— Start —

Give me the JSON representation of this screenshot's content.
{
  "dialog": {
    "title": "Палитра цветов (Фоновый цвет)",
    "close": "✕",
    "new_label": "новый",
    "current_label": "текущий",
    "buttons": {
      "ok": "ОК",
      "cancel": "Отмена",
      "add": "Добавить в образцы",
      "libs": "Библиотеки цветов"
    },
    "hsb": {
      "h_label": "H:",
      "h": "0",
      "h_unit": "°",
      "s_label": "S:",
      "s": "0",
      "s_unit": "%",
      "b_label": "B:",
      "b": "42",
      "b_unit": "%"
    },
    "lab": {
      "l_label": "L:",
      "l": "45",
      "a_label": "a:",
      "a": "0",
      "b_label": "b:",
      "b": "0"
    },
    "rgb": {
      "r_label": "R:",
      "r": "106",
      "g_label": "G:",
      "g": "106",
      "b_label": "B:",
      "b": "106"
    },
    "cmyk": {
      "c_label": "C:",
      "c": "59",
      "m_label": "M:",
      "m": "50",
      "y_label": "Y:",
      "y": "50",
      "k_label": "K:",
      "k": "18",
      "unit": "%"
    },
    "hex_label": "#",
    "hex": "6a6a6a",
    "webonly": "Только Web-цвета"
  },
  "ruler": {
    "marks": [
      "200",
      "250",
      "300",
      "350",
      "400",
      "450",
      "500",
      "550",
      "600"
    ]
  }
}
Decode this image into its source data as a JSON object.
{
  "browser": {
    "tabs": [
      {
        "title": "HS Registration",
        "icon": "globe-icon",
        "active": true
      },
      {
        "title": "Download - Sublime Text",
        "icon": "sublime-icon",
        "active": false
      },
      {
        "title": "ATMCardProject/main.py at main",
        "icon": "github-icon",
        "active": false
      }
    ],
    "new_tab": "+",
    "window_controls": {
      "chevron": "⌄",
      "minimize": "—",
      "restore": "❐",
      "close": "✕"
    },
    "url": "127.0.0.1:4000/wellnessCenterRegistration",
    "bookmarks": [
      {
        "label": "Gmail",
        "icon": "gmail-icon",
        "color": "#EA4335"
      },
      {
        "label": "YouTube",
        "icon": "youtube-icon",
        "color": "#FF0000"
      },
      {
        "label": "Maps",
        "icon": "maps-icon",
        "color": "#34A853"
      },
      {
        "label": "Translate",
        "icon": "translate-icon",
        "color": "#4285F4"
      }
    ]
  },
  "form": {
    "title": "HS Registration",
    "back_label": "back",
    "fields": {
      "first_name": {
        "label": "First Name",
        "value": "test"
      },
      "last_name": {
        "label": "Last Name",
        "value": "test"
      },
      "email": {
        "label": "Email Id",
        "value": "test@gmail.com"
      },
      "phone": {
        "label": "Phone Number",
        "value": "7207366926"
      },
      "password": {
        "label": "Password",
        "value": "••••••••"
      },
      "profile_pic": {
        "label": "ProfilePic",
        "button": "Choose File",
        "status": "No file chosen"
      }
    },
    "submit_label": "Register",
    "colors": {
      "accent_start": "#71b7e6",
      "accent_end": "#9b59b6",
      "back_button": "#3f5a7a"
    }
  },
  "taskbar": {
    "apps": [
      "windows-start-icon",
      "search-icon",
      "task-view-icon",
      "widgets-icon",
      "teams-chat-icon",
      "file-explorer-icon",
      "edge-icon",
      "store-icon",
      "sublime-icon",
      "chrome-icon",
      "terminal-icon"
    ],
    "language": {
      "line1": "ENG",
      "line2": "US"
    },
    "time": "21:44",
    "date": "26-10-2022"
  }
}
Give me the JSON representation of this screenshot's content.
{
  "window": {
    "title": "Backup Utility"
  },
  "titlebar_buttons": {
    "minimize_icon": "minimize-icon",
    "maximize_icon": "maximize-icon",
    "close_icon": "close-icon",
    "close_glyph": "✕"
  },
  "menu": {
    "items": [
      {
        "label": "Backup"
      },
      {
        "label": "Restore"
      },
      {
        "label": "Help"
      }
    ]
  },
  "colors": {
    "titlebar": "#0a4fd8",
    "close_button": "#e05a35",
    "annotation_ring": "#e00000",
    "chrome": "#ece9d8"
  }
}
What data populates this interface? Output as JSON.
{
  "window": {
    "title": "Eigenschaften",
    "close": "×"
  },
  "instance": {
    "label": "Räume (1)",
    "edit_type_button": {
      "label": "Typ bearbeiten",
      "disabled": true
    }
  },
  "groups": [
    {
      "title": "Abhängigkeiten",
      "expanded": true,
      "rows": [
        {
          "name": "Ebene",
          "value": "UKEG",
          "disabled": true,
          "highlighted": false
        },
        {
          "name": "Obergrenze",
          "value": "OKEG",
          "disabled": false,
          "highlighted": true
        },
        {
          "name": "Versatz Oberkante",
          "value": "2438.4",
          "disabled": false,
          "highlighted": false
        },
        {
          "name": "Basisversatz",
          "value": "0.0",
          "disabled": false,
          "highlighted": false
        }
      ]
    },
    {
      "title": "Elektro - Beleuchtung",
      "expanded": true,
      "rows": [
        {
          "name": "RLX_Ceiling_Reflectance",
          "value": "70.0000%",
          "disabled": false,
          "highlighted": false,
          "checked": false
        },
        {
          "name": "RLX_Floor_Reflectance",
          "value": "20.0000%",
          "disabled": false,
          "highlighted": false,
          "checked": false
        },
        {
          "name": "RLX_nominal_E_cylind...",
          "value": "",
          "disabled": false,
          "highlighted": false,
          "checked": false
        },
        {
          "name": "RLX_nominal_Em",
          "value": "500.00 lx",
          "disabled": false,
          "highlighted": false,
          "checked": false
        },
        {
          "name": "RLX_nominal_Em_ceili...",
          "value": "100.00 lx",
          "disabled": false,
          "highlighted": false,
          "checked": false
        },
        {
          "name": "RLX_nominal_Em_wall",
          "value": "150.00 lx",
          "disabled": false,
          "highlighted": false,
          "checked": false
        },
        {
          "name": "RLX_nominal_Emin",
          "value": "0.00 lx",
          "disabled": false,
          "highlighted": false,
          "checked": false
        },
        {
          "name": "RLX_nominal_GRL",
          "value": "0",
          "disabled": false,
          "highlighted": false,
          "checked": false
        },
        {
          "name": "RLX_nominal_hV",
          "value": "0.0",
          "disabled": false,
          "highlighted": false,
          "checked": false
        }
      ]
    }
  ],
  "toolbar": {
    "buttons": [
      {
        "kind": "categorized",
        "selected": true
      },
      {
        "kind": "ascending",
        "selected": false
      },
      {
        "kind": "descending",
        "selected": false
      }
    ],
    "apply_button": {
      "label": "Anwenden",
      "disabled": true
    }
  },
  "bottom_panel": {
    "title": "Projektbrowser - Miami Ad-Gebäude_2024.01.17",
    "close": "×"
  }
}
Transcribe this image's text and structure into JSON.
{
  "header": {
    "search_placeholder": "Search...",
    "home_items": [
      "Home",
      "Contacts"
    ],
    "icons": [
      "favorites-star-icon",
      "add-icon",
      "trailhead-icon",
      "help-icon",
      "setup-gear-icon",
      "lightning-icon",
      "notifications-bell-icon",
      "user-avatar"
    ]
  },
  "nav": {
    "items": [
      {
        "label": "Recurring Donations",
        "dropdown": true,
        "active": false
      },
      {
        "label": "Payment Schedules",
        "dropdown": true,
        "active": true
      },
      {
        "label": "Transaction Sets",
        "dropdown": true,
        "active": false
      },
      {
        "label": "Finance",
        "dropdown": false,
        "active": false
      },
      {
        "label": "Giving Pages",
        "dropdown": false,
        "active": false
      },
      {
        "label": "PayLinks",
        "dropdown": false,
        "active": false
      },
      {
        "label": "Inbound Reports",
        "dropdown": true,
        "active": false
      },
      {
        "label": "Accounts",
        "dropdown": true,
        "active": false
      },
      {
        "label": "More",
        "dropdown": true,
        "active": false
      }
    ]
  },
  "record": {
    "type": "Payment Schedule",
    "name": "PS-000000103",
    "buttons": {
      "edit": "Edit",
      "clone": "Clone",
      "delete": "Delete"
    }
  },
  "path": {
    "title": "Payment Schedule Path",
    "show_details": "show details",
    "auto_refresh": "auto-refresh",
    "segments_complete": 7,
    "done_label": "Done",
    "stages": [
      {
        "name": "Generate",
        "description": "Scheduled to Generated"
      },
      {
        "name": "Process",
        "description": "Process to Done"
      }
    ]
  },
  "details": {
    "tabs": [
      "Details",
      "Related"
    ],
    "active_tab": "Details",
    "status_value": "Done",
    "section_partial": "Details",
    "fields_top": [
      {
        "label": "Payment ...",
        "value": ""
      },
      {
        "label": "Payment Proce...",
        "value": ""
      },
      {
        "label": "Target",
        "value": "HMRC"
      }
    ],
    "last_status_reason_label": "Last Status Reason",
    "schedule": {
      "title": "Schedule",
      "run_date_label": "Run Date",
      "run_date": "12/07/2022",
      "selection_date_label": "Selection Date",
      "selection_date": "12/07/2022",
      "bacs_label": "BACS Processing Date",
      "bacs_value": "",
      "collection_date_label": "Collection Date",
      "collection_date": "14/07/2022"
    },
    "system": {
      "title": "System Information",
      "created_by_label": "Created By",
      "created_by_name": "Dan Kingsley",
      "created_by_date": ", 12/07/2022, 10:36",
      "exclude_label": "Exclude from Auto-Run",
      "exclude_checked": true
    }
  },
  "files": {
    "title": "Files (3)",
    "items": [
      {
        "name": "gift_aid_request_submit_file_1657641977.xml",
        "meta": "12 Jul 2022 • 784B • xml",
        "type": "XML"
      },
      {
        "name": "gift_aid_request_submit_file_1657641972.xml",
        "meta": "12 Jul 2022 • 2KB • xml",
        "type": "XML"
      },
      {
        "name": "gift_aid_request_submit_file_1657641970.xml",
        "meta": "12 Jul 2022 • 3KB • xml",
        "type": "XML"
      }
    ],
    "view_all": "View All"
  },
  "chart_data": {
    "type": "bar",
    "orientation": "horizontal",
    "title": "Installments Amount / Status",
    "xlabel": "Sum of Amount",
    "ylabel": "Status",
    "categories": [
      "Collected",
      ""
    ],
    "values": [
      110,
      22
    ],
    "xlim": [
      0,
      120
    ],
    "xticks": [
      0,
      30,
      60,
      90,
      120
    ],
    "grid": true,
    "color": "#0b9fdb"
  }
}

— End —

(Task goal): Copy every line of the listing containing the string "image".

(Result of the exercise):
Decode this image into its source data as a JSON object.
Transcribe this image's text and structure into JSON.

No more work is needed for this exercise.